# French Credit Cards



## gprit

I see many advertised, but does anyone recommend a fee-free credit card in France? Ideally one with travel cancellation protection. I don't use a mobile phone so would need it to be accessible on a laptop to check balance / make payment etc. How does one make the payment? Does it have to be by virement from a French bank....or can one pay using Wise.com (formerly Transferwise? I ask because althoiugh I have a French bank account my pensions continue to be paid into my UK bank account.


----------



## Bevdeforges

In France, most (if not all) credit cards are associated with a single bank account so that the fee for the card is part and parcel of the fees charged for that particular account. Wise offers a "credit card" (actually a debit card) that costs nothing to set up or use - and so far I've found that it is accepted just about everywhere - as long as you have sufficient funds in your "borderless account" (which can be in various currencies). No "goodies" like travel cancellation, but you can't really beat the price. 

There is also the option to have your pension paid into the "UK" section of your Wise borderless account and then just transfer what you need from there to your French account, leaving a nominal GBP balance for online purchases, etc. You'll get a bank and account number to use for transfers in to your account. I use my Wise US$ account to collect one pension payment from the US every month. It should work for your UK pension, too.


----------



## Crabtree

Carte de Crédit - Carte ZERO


Carte ZERO - Commandez GRATUITEMENT votre Carte ZERO dès maintenant ! Zéro Frais à l'Achat, Zéro Cotisation, Crédit inclus




www.cartezero.fr




Easy to apply for easy to use everything on line including payments of balance English speakers available if needed Travel insurance included if you pay for your trip with the card No fees


----------



## Tricky Dicky

Can you live easily in France without having a French bank account? I have a Wise account and apart from using my debit card in Greece for payments and withdrawing cash I really wouldn’t actually need a Greek account.

_Task prompt_: Continue the forum thread on French credit cards by writing the next reply after the last post.

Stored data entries
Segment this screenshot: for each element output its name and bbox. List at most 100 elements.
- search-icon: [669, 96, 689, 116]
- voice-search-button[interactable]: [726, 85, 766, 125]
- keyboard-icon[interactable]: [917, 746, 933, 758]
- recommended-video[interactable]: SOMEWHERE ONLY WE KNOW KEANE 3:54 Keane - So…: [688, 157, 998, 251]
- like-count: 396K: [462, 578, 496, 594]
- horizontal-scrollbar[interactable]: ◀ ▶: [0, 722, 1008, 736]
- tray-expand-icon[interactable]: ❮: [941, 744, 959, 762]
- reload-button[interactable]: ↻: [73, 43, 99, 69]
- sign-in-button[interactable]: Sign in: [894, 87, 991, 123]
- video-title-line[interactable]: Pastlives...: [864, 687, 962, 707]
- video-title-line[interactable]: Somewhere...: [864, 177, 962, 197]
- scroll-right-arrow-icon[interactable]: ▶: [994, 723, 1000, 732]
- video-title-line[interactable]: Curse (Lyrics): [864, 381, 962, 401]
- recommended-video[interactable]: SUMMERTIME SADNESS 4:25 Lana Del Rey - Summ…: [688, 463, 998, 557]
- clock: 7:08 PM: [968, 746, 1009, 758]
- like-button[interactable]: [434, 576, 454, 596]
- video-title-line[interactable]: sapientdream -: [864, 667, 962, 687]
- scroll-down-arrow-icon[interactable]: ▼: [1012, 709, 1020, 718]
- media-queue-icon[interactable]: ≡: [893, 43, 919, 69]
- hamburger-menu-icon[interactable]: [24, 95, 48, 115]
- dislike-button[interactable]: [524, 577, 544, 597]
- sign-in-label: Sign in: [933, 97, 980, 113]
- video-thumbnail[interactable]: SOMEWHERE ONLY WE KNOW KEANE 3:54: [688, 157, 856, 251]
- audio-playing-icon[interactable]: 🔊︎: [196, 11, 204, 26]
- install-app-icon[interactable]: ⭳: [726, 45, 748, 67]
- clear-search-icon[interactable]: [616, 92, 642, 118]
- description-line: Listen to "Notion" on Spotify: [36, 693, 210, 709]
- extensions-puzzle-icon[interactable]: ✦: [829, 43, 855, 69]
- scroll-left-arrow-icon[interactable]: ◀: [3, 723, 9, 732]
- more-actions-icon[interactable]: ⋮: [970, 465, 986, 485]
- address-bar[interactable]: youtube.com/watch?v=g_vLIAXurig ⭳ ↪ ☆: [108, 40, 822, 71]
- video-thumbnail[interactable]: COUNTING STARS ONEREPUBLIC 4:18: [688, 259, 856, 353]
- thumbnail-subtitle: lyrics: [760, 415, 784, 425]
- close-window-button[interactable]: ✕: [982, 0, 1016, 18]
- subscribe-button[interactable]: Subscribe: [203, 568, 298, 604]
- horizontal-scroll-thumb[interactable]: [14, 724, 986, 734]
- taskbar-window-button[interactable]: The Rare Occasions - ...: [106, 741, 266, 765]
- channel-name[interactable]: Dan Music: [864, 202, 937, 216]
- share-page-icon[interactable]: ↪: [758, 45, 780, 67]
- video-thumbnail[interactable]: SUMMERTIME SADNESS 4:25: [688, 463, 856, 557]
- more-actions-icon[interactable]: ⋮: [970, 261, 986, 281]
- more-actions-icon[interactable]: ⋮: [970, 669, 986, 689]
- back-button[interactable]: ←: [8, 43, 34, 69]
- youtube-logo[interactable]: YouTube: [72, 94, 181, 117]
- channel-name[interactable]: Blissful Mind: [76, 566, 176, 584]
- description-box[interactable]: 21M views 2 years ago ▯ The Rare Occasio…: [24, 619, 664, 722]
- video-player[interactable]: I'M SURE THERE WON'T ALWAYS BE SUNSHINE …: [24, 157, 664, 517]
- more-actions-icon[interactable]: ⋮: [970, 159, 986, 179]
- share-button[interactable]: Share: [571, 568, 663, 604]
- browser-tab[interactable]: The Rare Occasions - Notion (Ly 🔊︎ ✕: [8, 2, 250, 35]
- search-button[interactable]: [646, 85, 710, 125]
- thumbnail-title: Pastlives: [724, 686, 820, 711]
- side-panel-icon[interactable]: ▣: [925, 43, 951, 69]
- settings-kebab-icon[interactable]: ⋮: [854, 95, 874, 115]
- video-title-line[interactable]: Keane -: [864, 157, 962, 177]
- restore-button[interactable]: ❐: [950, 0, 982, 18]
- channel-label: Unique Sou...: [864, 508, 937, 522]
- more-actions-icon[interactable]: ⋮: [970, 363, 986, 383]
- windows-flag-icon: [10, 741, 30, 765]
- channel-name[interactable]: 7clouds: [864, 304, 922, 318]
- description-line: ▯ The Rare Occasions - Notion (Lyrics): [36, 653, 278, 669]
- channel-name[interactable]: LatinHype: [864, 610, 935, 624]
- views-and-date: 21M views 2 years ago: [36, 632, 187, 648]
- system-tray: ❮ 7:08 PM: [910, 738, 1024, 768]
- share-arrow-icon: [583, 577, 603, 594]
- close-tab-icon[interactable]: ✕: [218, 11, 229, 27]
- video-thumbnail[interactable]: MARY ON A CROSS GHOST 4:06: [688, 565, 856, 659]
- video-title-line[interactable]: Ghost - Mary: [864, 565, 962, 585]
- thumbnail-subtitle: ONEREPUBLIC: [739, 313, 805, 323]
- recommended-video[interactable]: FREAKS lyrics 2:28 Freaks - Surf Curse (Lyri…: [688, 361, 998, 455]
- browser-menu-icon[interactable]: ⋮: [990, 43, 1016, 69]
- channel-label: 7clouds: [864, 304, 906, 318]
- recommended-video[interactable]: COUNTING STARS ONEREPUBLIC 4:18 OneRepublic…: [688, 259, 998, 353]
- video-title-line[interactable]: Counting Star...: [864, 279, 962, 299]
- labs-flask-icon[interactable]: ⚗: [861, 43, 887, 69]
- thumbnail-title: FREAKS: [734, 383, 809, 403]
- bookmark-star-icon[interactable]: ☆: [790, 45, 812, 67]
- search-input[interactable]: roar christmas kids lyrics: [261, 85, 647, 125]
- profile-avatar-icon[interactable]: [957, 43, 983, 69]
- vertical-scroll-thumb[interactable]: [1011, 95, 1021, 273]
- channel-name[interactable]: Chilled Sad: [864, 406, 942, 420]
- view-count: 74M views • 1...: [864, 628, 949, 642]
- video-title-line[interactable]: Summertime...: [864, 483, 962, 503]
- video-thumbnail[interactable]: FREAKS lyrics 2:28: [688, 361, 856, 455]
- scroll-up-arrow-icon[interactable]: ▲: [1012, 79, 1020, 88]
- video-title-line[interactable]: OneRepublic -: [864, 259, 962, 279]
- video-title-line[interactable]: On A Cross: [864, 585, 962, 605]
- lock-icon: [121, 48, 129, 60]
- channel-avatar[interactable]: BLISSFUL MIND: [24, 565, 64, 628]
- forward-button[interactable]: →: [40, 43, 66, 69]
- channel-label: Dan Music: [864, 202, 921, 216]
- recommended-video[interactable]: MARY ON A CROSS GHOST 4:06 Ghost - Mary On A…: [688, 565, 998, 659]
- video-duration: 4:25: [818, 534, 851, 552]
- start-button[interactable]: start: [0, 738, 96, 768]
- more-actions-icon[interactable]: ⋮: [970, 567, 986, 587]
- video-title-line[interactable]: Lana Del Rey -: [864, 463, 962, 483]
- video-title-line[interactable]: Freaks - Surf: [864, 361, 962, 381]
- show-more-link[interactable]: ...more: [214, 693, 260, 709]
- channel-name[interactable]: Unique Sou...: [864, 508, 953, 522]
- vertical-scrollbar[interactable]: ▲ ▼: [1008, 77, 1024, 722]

_Response_:
----------



## Bevdeforges

Traditionally it has been very necessary to have a French bank account, though the Wise system says that they can set up standing orders on their system now. Apparently their "European Union" bank is in Belgium and has a Belgian prefix'd IBAN number, which may or may not be a problem. But check their site to see what they say about standing order type payments. Wise definitely works for SEPA transfers, card transactions and similar stuff. 

That's where things seem to get crucial here - especially for administrative stuff like taxes, registrations, etc. or for utilities.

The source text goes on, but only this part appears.